Data records
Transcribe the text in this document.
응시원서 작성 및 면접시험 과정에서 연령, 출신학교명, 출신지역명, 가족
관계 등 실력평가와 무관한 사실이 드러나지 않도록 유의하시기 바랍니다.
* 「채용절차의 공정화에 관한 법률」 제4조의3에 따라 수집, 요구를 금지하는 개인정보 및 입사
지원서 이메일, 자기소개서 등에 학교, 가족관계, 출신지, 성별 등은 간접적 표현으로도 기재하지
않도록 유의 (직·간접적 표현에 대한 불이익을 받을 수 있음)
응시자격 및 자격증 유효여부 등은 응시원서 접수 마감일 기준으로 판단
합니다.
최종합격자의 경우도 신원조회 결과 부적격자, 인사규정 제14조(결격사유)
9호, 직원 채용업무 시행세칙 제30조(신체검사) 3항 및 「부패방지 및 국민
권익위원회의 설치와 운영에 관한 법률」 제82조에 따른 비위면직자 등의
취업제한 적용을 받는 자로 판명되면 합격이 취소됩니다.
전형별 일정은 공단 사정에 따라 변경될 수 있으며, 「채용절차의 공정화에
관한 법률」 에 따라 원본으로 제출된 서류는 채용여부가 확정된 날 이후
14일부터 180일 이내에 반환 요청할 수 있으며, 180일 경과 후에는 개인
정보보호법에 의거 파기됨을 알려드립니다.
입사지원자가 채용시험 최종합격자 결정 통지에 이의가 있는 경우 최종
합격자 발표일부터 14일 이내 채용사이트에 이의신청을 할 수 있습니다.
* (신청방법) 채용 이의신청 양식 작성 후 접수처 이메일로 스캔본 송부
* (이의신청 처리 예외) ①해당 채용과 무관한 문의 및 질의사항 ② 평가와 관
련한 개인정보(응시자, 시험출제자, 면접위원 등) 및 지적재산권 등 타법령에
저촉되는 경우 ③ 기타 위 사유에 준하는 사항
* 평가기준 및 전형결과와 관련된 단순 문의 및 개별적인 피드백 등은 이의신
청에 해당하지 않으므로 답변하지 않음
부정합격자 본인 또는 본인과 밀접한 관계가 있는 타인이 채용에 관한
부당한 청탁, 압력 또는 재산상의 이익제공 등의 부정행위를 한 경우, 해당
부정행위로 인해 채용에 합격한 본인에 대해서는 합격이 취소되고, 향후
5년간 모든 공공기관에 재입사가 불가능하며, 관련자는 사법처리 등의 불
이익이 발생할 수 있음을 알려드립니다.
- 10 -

Prompt
Display every line of the listing that contains the string "개인정보".

Solution to the problem
* 「채용절차의 공정화에 관한 법률」 제4조의3에 따라 수집, 요구를 금지하는 개인정보 및 입사
련한 개인정보(응시자, 시험출제자, 면접위원 등) 및 지적재산권 등 타법령에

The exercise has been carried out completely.